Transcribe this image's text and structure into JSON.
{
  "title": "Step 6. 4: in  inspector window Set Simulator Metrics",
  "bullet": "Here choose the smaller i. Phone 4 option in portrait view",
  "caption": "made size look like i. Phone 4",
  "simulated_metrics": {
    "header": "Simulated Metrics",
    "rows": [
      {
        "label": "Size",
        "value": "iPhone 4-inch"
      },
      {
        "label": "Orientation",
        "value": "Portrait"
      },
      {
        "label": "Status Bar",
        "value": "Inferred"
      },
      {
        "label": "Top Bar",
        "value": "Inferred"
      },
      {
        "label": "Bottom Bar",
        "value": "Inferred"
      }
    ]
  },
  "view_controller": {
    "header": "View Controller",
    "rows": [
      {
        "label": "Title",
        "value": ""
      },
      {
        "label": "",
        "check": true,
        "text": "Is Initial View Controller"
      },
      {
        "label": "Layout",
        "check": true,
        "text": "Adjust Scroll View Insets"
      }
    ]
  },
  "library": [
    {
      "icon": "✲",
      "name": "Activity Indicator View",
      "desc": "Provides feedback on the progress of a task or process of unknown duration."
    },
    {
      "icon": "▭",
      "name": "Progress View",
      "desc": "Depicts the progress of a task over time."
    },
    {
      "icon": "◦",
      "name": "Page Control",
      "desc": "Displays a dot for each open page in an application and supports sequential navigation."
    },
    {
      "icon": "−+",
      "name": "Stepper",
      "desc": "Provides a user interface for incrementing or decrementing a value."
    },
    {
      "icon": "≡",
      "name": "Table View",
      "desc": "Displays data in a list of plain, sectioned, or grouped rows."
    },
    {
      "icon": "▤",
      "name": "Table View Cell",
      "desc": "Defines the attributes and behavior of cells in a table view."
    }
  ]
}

◆ WORK TASK
Extract each line holding the word "header" from the records.

◆ WORKED SOLUTION
    "header": "Simulated Metrics",
    "header": "View Controller",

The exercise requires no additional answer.